* Aim
All lines in the data bearing the string "มหาชน" should be identified and copied.

[start of Records]

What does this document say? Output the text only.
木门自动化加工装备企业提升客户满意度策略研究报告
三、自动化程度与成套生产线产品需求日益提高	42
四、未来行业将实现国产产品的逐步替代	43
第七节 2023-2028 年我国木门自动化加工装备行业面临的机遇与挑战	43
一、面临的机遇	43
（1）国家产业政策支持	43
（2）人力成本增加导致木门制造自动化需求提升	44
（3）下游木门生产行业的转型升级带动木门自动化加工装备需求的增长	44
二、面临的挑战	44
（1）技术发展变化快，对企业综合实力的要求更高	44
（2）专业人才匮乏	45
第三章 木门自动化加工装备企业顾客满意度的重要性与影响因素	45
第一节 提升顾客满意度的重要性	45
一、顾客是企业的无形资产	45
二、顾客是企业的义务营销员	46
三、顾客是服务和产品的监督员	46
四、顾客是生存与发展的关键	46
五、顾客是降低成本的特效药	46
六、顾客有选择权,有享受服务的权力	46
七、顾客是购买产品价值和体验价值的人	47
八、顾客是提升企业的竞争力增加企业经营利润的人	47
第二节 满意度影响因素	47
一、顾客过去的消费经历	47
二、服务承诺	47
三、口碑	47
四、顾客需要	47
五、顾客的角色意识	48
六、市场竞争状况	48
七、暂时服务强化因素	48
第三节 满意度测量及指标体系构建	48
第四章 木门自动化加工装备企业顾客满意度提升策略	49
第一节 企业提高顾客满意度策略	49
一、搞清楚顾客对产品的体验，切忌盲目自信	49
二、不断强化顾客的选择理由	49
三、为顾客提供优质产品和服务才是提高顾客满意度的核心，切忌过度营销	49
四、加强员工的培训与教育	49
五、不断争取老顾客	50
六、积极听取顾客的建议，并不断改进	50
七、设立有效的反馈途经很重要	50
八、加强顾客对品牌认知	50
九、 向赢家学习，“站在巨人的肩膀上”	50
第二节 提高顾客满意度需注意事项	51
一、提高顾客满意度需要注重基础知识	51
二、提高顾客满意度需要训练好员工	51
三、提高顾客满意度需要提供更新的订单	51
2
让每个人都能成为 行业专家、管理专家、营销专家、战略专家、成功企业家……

[end of Records]
[start of Records]

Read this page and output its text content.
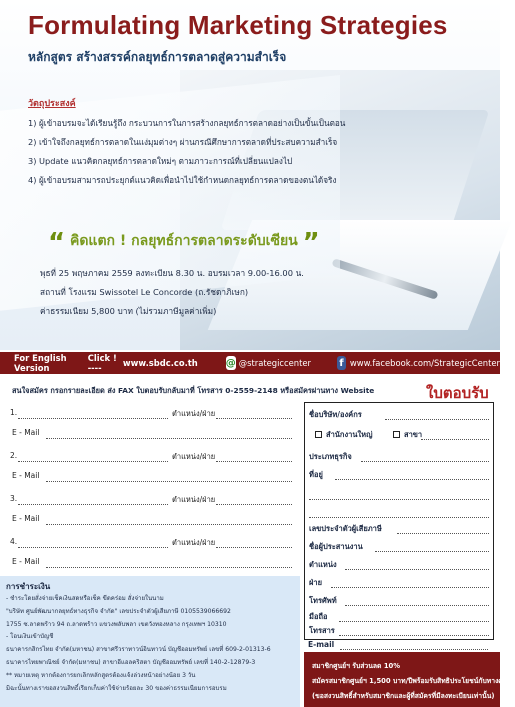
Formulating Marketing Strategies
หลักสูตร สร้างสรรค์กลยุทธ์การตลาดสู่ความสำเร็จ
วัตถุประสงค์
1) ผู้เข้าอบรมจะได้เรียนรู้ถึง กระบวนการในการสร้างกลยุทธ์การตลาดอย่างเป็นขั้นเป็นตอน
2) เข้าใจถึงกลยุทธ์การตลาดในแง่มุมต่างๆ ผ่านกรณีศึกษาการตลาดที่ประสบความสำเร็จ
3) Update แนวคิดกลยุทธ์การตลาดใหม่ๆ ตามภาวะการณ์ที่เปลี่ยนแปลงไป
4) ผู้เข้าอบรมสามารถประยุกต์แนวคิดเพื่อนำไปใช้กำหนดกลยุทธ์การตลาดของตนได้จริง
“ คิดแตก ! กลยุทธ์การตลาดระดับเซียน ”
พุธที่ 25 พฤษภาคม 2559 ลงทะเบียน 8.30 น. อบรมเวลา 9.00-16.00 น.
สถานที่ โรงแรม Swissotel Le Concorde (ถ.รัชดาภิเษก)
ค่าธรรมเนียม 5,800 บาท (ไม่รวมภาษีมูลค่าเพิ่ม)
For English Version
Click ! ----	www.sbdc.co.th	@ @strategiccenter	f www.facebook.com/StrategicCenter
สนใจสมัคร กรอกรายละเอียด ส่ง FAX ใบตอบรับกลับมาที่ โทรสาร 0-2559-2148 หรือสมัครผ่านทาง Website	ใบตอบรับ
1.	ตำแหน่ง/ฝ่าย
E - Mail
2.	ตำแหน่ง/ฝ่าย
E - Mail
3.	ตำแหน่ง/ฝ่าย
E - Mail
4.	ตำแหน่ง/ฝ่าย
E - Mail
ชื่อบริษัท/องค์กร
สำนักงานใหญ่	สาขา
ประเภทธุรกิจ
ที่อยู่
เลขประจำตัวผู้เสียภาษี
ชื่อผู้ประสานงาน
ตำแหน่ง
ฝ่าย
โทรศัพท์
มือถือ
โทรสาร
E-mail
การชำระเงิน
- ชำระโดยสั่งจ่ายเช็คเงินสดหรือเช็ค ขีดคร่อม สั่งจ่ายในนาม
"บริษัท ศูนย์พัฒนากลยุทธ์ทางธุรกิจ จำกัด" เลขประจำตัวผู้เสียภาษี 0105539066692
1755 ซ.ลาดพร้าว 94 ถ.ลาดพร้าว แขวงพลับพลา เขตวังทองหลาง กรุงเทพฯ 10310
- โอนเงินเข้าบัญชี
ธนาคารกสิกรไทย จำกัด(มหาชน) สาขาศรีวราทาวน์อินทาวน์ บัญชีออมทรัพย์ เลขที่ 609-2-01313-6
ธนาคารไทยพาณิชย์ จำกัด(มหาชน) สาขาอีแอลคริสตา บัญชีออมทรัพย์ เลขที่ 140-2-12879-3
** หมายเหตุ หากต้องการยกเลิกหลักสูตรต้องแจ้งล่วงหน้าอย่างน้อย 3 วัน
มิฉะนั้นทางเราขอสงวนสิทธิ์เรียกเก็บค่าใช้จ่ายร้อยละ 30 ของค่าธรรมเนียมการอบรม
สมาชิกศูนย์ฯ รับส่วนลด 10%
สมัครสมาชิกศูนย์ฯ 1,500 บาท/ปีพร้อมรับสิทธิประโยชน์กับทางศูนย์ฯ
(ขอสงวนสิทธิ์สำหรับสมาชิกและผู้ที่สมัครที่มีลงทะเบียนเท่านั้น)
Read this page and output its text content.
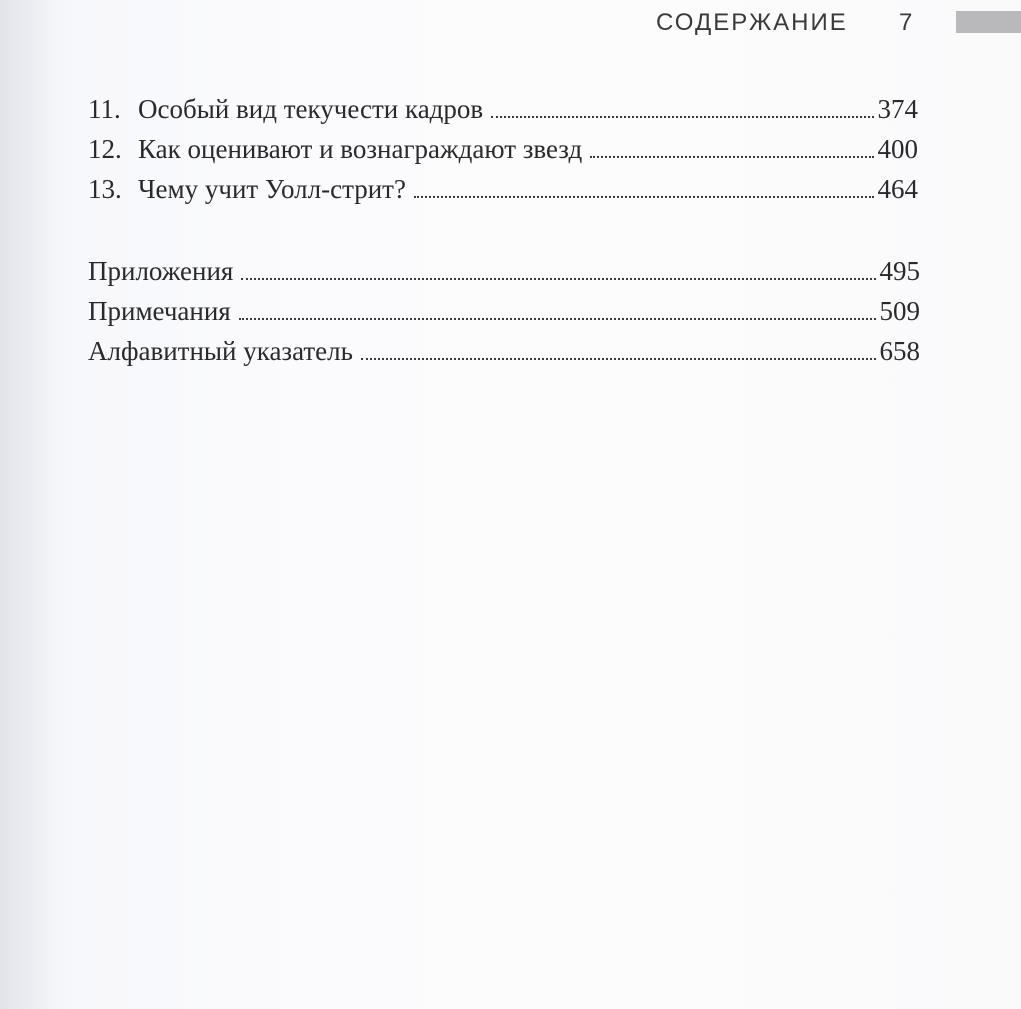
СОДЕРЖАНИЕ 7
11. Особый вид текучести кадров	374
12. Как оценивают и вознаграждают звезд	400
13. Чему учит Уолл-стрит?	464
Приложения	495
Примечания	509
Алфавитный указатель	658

[end of Records]
[start of Records]

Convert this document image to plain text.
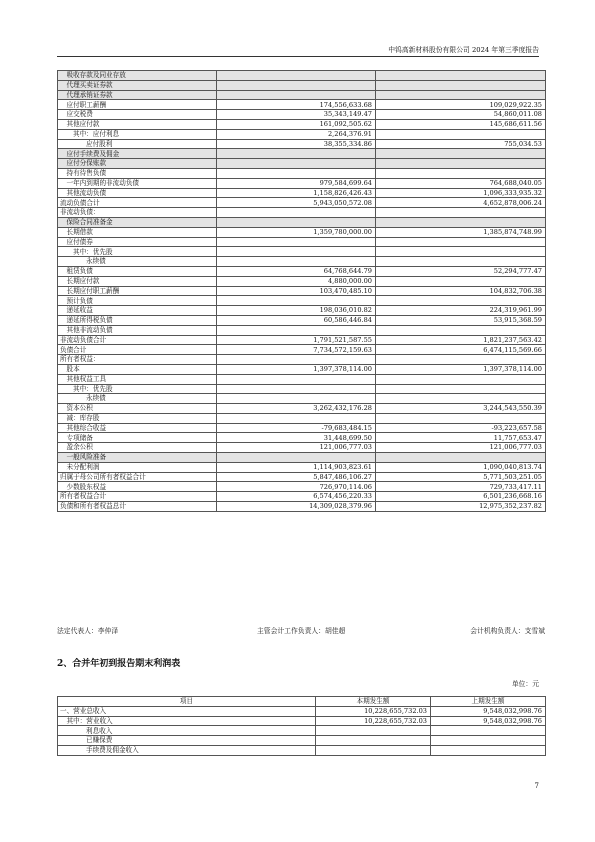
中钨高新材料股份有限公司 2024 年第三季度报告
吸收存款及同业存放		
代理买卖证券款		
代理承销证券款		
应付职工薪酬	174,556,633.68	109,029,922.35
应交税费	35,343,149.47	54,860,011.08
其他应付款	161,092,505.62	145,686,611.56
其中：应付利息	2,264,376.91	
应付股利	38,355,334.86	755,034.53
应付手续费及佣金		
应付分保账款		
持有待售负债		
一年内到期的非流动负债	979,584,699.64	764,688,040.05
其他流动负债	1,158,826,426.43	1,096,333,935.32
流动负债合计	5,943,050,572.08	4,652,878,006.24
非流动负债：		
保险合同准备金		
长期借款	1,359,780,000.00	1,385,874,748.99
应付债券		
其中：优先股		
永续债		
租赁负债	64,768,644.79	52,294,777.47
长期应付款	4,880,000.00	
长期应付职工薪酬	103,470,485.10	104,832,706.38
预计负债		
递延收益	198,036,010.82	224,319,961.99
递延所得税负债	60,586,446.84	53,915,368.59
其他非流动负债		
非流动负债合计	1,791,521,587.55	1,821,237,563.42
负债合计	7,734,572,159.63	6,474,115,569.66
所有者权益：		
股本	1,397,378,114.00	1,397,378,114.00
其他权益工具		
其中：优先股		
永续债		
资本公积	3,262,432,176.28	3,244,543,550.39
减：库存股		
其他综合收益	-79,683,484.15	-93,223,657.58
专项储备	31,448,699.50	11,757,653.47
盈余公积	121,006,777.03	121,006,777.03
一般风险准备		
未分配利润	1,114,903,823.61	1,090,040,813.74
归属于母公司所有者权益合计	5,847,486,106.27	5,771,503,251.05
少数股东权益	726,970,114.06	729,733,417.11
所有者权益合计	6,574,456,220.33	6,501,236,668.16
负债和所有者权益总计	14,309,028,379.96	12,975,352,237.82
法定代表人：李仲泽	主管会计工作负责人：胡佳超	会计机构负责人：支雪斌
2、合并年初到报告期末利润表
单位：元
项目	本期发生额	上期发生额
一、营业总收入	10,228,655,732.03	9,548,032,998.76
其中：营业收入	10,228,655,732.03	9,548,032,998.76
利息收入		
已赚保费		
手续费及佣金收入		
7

[end of Records]

* Complete response
ธนาคารกสิกรไทย จำกัด(มหาชน) สาขาศรีวราทาวน์อินทาวน์ บัญชีออมทรัพย์ เลขที่ 609-2-01313-6
ธนาคารไทยพาณิชย์ จำกัด(มหาชน) สาขาอีแอลคริสตา บัญชีออมทรัพย์ เลขที่ 140-2-12879-3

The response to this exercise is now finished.